**Required work:**
Copy everything in the listing below word for word, apart from any images.

----------

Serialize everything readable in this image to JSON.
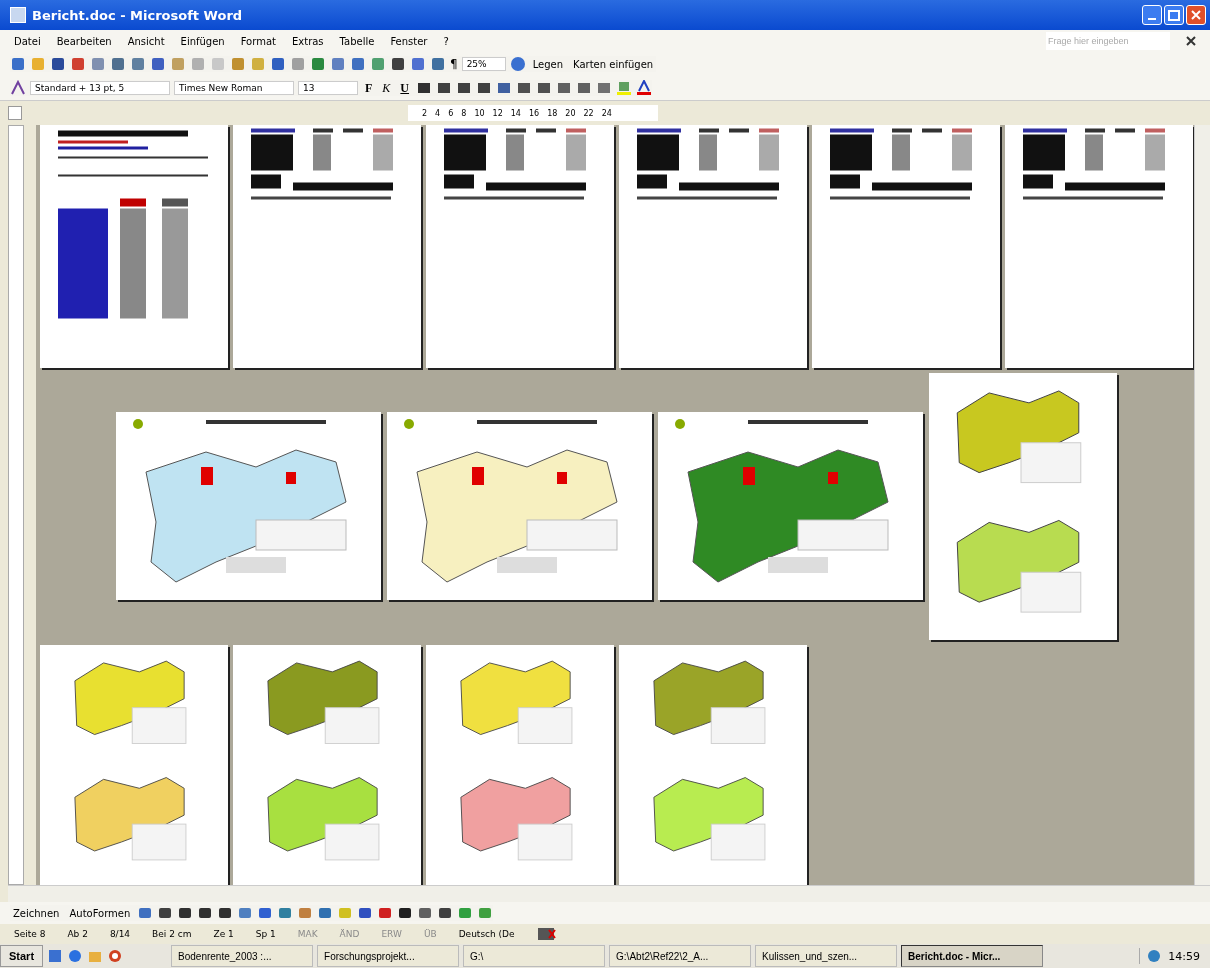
{
  "window": {
    "title": "Bericht.doc - Microsoft Word"
  },
  "menu": [
    "Datei",
    "Bearbeiten",
    "Ansicht",
    "Einfügen",
    "Format",
    "Extras",
    "Tabelle",
    "Fenster",
    "?"
  ],
  "help": {
    "placeholder": "Frage hier eingeben"
  },
  "standard_toolbar": {
    "pilcrow": "¶",
    "zoom": "25%",
    "legen": "Legen",
    "karten": "Karten einfügen"
  },
  "format_toolbar": {
    "style": "Standard + 13 pt, 5",
    "font": "Times New Roman",
    "size": "13",
    "bold": "F",
    "italic": "K",
    "underline": "U"
  },
  "ruler": [
    "2",
    "4",
    "6",
    "8",
    "10",
    "12",
    "14",
    "16",
    "18",
    "20",
    "22",
    "24"
  ],
  "pages": [
    {
      "kind": "cover"
    },
    {
      "kind": "table"
    },
    {
      "kind": "table"
    },
    {
      "kind": "table"
    },
    {
      "kind": "table"
    },
    {
      "kind": "table"
    },
    {
      "kind": "map",
      "color": "#bfe3f2"
    },
    {
      "kind": "map",
      "color": "#f7f0c0"
    },
    {
      "kind": "map",
      "color": "#2f8a24"
    },
    {
      "kind": "double-map",
      "maps": [
        {
          "color": "#c8c820"
        },
        {
          "color": "#b8dc50"
        }
      ]
    },
    {
      "kind": "double-map",
      "maps": [
        {
          "color": "#e8e030"
        },
        {
          "color": "#f0d060"
        }
      ]
    },
    {
      "kind": "double-map",
      "maps": [
        {
          "color": "#8a9a20"
        },
        {
          "color": "#a8e040"
        }
      ]
    },
    {
      "kind": "double-map",
      "maps": [
        {
          "color": "#f0e040"
        },
        {
          "color": "#f0a0a0"
        }
      ]
    },
    {
      "kind": "double-map",
      "maps": [
        {
          "color": "#9aa428"
        },
        {
          "color": "#b8ec50"
        }
      ]
    }
  ],
  "drawing_toolbar": {
    "draw": "Zeichnen",
    "autoshapes": "AutoFormen"
  },
  "status_bar": [
    {
      "text": "Seite 8",
      "disabled": false
    },
    {
      "text": "Ab 2",
      "disabled": false
    },
    {
      "text": "8/14",
      "disabled": false
    },
    {
      "text": "Bei 2 cm",
      "disabled": false
    },
    {
      "text": "Ze 1",
      "disabled": false
    },
    {
      "text": "Sp 1",
      "disabled": false
    },
    {
      "text": "MAK",
      "disabled": true
    },
    {
      "text": "ÄND",
      "disabled": true
    },
    {
      "text": "ERW",
      "disabled": true
    },
    {
      "text": "ÜB",
      "disabled": true
    },
    {
      "text": "Deutsch (De",
      "disabled": false
    }
  ],
  "taskbar": {
    "start": "Start",
    "items": [
      {
        "label": "Bodenrente_2003 :...",
        "selected": false
      },
      {
        "label": "Forschungsprojekt...",
        "selected": false
      },
      {
        "label": "G:\\",
        "selected": false
      },
      {
        "label": "G:\\Abt2\\Ref22\\2_A...",
        "selected": false
      },
      {
        "label": "Kulissen_und_szen...",
        "selected": false
      },
      {
        "label": "Bericht.doc - Micr...",
        "selected": true
      }
    ],
    "clock": "14:59"
  }
}
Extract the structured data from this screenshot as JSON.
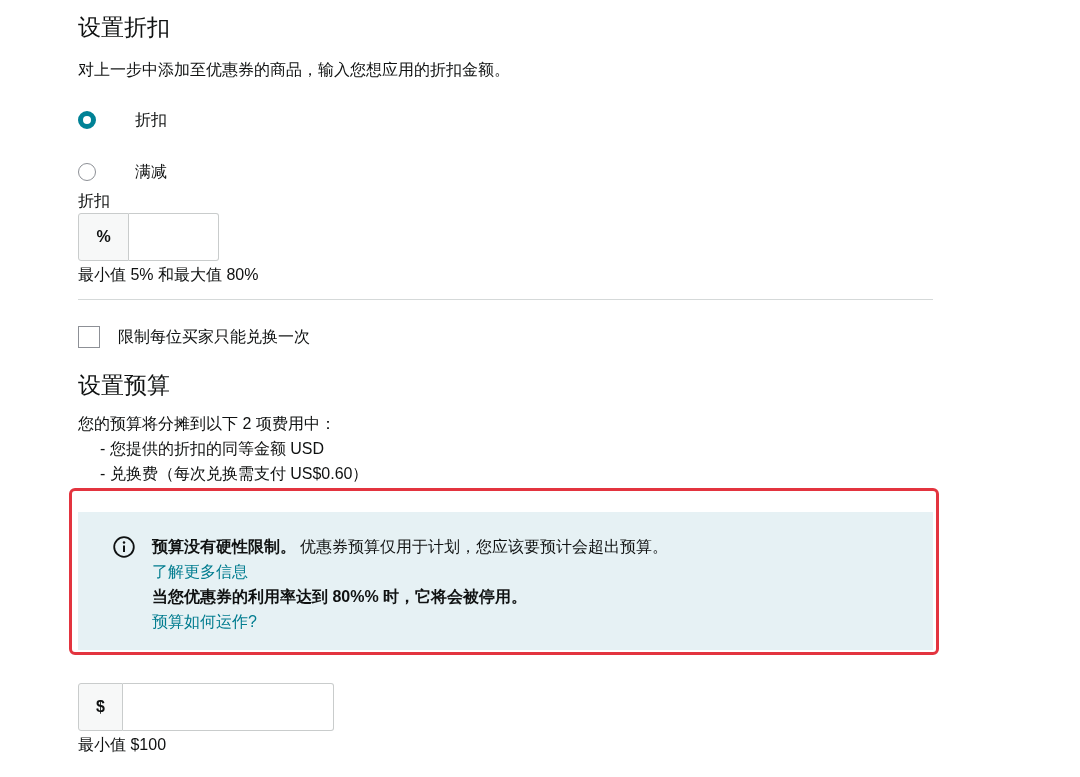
{
  "discount_section": {
    "title": "设置折扣",
    "description": "对上一步中添加至优惠券的商品，输入您想应用的折扣金额。",
    "options": [
      {
        "label": "折扣",
        "selected": true
      },
      {
        "label": "满减",
        "selected": false
      }
    ],
    "field": {
      "label": "折扣",
      "prefix": "%",
      "hint": "最小值 5% 和最大值 80%"
    }
  },
  "limit_checkbox": {
    "label": "限制每位买家只能兑换一次",
    "checked": false
  },
  "budget_section": {
    "title": "设置预算",
    "intro": "您的预算将分摊到以下 2 项费用中：",
    "items": [
      "- 您提供的折扣的同等金额 USD",
      "- 兑换费（每次兑换需支付 US$0.60）"
    ],
    "alert": {
      "highlighted": true,
      "lines": [
        {
          "kind": "text",
          "text": "**预算没有硬性限制。** 优惠券预算仅用于计划，您应该要预计会超出预算。"
        },
        {
          "kind": "link",
          "text": "了解更多信息"
        },
        {
          "kind": "strong",
          "text": "当您优惠券的利用率达到 80%% 时，它将会被停用。"
        },
        {
          "kind": "link",
          "text": "预算如何运作?"
        }
      ]
    },
    "field": {
      "prefix": "$",
      "hint": "最小值 $100"
    }
  }
}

----------

**Task output:**
Serialize everything readable in this image to JSON.
{
  "window": {
    "title": "Bericht.doc - Microsoft Word"
  },
  "menu": [
    "Datei",
    "Bearbeiten",
    "Ansicht",
    "Einfügen",
    "Format",
    "Extras",
    "Tabelle",
    "Fenster",
    "?"
  ],
  "help": {
    "placeholder": "Frage hier eingeben"
  },
  "standard_toolbar": {
    "pilcrow": "¶",
    "zoom": "25%",
    "legen": "Legen",
    "karten": "Karten einfügen"
  },
  "format_toolbar": {
    "style": "Standard + 13 pt, 5",
    "font": "Times New Roman",
    "size": "13",
    "bold": "F",
    "italic": "K",
    "underline": "U"
  },
  "ruler": [
    "2",
    "4",
    "6",
    "8",
    "10",
    "12",
    "14",
    "16",
    "18",
    "20",
    "22",
    "24"
  ],
  "pages": [
    {
      "kind": "cover"
    },
    {
      "kind": "table"
    },
    {
      "kind": "table"
    },
    {
      "kind": "table"
    },
    {
      "kind": "table"
    },
    {
      "kind": "table"
    },
    {
      "kind": "map",
      "color": "#bfe3f2"
    },
    {
      "kind": "map",
      "color": "#f7f0c0"
    },
    {
      "kind": "map",
      "color": "#2f8a24"
    },
    {
      "kind": "double-map",
      "maps": [
        {
          "color": "#c8c820"
        },
        {
          "color": "#b8dc50"
        }
      ]
    },
    {
      "kind": "double-map",
      "maps": [
        {
          "color": "#e8e030"
        },
        {
          "color": "#f0d060"
        }
      ]
    },
    {
      "kind": "double-map",
      "maps": [
        {
          "color": "#8a9a20"
        },
        {
          "color": "#a8e040"
        }
      ]
    },
    {
      "kind": "double-map",
      "maps": [
        {
          "color": "#f0e040"
        },
        {
          "color": "#f0a0a0"
        }
      ]
    },
    {
      "kind": "double-map",
      "maps": [
        {
          "color": "#9aa428"
        },
        {
          "color": "#b8ec50"
        }
      ]
    }
  ],
  "drawing_toolbar": {
    "draw": "Zeichnen",
    "autoshapes": "AutoFormen"
  },
  "status_bar": [
    {
      "text": "Seite 8",
      "disabled": false
    },
    {
      "text": "Ab 2",
      "disabled": false
    },
    {
      "text": "8/14",
      "disabled": false
    },
    {
      "text": "Bei 2 cm",
      "disabled": false
    },
    {
      "text": "Ze 1",
      "disabled": false
    },
    {
      "text": "Sp 1",
      "disabled": false
    },
    {
      "text": "MAK",
      "disabled": true
    },
    {
      "text": "ÄND",
      "disabled": true
    },
    {
      "text": "ERW",
      "disabled": true
    },
    {
      "text": "ÜB",
      "disabled": true
    },
    {
      "text": "Deutsch (De",
      "disabled": false
    }
  ],
  "taskbar": {
    "start": "Start",
    "items": [
      {
        "label": "Bodenrente_2003 :...",
        "selected": false
      },
      {
        "label": "Forschungsprojekt...",
        "selected": false
      },
      {
        "label": "G:\\",
        "selected": false
      },
      {
        "label": "G:\\Abt2\\Ref22\\2_A...",
        "selected": false
      },
      {
        "label": "Kulissen_und_szen...",
        "selected": false
      },
      {
        "label": "Bericht.doc - Micr...",
        "selected": true
      }
    ],
    "clock": "14:59"
  }
}
Extract the structured data from this screenshot as JSON.
{
  "discount_section": {
    "title": "设置折扣",
    "description": "对上一步中添加至优惠券的商品，输入您想应用的折扣金额。",
    "options": [
      {
        "label": "折扣",
        "selected": true
      },
      {
        "label": "满减",
        "selected": false
      }
    ],
    "field": {
      "label": "折扣",
      "prefix": "%",
      "hint": "最小值 5% 和最大值 80%"
    }
  },
  "limit_checkbox": {
    "label": "限制每位买家只能兑换一次",
    "checked": false
  },
  "budget_section": {
    "title": "设置预算",
    "intro": "您的预算将分摊到以下 2 项费用中：",
    "items": [
      "- 您提供的折扣的同等金额 USD",
      "- 兑换费（每次兑换需支付 US$0.60）"
    ],
    "alert": {
      "highlighted": true,
      "lines": [
        {
          "kind": "text",
          "text": "**预算没有硬性限制。** 优惠券预算仅用于计划，您应该要预计会超出预算。"
        },
        {
          "kind": "link",
          "text": "了解更多信息"
        },
        {
          "kind": "strong",
          "text": "当您优惠券的利用率达到 80%% 时，它将会被停用。"
        },
        {
          "kind": "link",
          "text": "预算如何运作?"
        }
      ]
    },
    "field": {
      "prefix": "$",
      "hint": "最小值 $100"
    }
  }
}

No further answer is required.